BEGIN

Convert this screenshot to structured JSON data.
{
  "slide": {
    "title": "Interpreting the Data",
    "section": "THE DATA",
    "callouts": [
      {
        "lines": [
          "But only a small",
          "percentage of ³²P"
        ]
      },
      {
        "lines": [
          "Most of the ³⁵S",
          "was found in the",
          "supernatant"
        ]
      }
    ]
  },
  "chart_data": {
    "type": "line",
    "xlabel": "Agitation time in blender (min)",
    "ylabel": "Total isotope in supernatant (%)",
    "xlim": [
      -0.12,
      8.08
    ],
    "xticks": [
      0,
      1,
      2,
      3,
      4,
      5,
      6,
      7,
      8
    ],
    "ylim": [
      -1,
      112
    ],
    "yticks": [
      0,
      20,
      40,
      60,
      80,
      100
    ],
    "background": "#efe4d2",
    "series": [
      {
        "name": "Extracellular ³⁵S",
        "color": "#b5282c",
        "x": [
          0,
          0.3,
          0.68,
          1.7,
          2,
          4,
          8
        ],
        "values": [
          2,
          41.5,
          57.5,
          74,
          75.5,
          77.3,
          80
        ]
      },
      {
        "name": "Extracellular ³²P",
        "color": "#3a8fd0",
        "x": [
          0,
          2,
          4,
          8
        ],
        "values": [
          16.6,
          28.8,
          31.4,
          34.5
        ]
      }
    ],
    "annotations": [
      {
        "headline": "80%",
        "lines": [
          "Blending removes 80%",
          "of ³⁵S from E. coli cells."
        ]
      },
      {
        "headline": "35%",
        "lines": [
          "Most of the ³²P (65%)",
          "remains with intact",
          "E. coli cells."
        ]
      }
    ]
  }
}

END

• _Assigned task_: Return all of the data word for word.

• _Response to the exercise_:
Convert this screenshot to structured JSON data.
{
  "slide": {
    "title": "Interpreting the Data",
    "section": "THE DATA",
    "callouts": [
      {
        "lines": [
          "But only a small",
          "percentage of ³²P"
        ]
      },
      {
        "lines": [
          "Most of the ³⁵S",
          "was found in the",
          "supernatant"
        ]
      }
    ]
  },
  "chart_data": {
    "type": "line",
    "xlabel": "Agitation time in blender (min)",
    "ylabel": "Total isotope in supernatant (%)",
    "xlim": [
      -0.12,
      8.08
    ],
    "xticks": [
      0,
      1,
      2,
      3,
      4,
      5,
      6,
      7,
      8
    ],
    "ylim": [
      -1,
      112
    ],
    "yticks": [
      0,
      20,
      40,
      60,
      80,
      100
    ],
    "background": "#efe4d2",
    "series": [
      {
        "name": "Extracellular ³⁵S",
        "color": "#b5282c",
        "x": [
          0,
          0.3,
          0.68,
          1.7,
          2,
          4,
          8
        ],
        "values": [
          2,
          41.5,
          57.5,
          74,
          75.5,
          77.3,
          80
        ]
      },
      {
        "name": "Extracellular ³²P",
        "color": "#3a8fd0",
        "x": [
          0,
          2,
          4,
          8
        ],
        "values": [
          16.6,
          28.8,
          31.4,
          34.5
        ]
      }
    ],
    "annotations": [
      {
        "headline": "80%",
        "lines": [
          "Blending removes 80%",
          "of ³⁵S from E. coli cells."
        ]
      },
      {
        "headline": "35%",
        "lines": [
          "Most of the ³²P (65%)",
          "remains with intact",
          "E. coli cells."
        ]
      }
    ]
  }
}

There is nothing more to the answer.